REQUIRED WORK:
Return the material word for word, from its first line down to and including the line that contains "temperature-cell: [135, 350, 141, 356]".

TASK INPUT:
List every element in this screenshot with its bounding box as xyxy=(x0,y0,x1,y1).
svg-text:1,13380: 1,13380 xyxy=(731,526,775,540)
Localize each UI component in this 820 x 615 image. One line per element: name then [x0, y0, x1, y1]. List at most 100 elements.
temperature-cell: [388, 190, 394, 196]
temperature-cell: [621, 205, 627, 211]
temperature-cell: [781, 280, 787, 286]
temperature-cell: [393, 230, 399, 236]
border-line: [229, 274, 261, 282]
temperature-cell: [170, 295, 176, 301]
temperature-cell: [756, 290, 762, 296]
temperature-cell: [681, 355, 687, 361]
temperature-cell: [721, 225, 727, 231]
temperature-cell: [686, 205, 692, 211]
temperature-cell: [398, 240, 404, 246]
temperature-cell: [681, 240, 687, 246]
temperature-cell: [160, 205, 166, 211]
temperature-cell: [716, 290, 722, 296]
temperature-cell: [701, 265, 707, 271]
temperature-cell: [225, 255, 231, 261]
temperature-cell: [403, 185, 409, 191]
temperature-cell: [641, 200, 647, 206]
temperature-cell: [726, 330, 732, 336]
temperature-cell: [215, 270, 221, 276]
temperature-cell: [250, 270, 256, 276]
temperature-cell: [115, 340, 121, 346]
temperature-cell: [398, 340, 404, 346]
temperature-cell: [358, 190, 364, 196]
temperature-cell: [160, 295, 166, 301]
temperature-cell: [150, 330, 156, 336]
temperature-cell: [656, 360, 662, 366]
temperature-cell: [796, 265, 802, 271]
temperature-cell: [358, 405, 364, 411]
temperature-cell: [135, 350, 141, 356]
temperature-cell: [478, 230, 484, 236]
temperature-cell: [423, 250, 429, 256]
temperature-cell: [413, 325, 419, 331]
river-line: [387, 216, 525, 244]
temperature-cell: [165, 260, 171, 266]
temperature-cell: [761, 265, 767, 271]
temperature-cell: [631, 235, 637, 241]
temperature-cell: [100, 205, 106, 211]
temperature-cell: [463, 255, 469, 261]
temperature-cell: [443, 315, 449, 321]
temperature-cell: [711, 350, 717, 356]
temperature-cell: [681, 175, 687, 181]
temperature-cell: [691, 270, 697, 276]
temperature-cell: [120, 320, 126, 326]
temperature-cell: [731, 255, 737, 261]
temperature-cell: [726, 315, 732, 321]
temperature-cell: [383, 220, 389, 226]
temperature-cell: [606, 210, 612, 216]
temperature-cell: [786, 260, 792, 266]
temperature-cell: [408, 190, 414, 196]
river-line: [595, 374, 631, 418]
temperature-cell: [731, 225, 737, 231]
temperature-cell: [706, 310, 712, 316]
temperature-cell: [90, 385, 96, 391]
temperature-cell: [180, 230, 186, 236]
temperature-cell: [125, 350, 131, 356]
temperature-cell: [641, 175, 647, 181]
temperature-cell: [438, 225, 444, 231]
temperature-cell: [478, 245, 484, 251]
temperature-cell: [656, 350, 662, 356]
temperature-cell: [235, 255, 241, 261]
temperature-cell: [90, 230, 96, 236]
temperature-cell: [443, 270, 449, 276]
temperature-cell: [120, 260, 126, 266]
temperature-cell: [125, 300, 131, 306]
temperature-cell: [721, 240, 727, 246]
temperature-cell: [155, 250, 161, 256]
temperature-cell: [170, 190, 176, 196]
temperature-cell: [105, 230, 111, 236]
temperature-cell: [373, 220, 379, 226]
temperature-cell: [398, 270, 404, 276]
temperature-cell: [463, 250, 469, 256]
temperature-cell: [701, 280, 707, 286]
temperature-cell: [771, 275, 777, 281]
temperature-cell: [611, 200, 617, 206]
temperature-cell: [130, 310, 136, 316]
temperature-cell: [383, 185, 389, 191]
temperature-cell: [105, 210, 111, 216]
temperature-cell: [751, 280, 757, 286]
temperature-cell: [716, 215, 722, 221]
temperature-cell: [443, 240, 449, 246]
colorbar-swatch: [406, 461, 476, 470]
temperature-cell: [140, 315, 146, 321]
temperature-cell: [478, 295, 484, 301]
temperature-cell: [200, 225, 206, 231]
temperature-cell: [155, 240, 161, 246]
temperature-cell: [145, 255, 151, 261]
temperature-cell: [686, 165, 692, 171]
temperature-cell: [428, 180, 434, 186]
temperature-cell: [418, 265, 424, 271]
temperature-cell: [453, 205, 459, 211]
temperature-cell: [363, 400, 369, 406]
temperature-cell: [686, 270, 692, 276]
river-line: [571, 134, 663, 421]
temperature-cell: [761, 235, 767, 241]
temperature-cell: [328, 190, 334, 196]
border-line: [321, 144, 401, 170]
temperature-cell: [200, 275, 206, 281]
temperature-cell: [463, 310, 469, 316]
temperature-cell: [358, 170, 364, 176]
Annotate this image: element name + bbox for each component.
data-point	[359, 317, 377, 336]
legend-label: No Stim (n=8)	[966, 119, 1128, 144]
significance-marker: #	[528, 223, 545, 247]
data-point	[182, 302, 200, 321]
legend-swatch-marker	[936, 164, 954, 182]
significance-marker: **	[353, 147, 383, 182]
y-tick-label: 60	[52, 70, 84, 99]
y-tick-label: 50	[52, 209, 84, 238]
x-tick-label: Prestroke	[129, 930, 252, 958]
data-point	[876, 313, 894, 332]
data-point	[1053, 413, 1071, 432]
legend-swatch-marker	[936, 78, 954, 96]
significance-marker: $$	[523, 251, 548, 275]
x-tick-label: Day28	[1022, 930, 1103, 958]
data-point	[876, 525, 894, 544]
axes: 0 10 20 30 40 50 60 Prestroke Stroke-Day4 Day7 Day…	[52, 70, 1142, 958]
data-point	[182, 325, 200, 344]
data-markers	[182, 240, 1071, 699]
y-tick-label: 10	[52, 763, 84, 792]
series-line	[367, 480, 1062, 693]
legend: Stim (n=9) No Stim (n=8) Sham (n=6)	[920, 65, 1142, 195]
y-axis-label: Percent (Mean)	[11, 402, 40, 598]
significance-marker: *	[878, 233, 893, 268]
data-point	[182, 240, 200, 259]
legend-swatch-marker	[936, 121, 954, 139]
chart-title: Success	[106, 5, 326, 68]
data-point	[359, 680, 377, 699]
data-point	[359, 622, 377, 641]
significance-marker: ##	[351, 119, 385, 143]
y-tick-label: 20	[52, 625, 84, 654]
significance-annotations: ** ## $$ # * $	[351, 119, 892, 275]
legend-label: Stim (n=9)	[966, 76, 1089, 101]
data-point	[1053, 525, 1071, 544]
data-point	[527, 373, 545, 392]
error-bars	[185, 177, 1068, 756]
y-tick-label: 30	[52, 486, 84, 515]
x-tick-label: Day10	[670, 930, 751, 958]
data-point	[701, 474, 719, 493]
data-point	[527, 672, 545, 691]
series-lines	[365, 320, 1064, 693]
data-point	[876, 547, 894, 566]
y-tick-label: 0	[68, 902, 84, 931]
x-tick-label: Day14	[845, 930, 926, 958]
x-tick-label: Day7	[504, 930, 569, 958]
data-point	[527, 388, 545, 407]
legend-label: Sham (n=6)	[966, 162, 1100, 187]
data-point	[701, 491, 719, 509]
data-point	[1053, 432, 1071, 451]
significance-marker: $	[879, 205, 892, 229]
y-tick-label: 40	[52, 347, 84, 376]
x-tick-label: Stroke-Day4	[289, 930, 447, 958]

EXPECTED ANSWER:
List every element in this screenshot with its bounding box as xyxy=(x0,y0,x1,y1).
svg-text:1,13380: 1,13380 xyxy=(731,526,775,540)
Localize each UI component in this 820 x 615 image. One line per element: name then [x0, y0, x1, y1]. List at most 100 elements.
temperature-cell: [388, 190, 394, 196]
temperature-cell: [621, 205, 627, 211]
temperature-cell: [781, 280, 787, 286]
temperature-cell: [393, 230, 399, 236]
border-line: [229, 274, 261, 282]
temperature-cell: [170, 295, 176, 301]
temperature-cell: [756, 290, 762, 296]
temperature-cell: [681, 355, 687, 361]
temperature-cell: [721, 225, 727, 231]
temperature-cell: [686, 205, 692, 211]
temperature-cell: [398, 240, 404, 246]
temperature-cell: [681, 240, 687, 246]
temperature-cell: [160, 205, 166, 211]
temperature-cell: [716, 290, 722, 296]
temperature-cell: [701, 265, 707, 271]
temperature-cell: [225, 255, 231, 261]
temperature-cell: [403, 185, 409, 191]
temperature-cell: [641, 200, 647, 206]
temperature-cell: [726, 330, 732, 336]
temperature-cell: [215, 270, 221, 276]
temperature-cell: [250, 270, 256, 276]
temperature-cell: [115, 340, 121, 346]
temperature-cell: [398, 340, 404, 346]
temperature-cell: [358, 190, 364, 196]
temperature-cell: [160, 295, 166, 301]
temperature-cell: [150, 330, 156, 336]
temperature-cell: [656, 360, 662, 366]
temperature-cell: [796, 265, 802, 271]
temperature-cell: [358, 405, 364, 411]
temperature-cell: [135, 350, 141, 356]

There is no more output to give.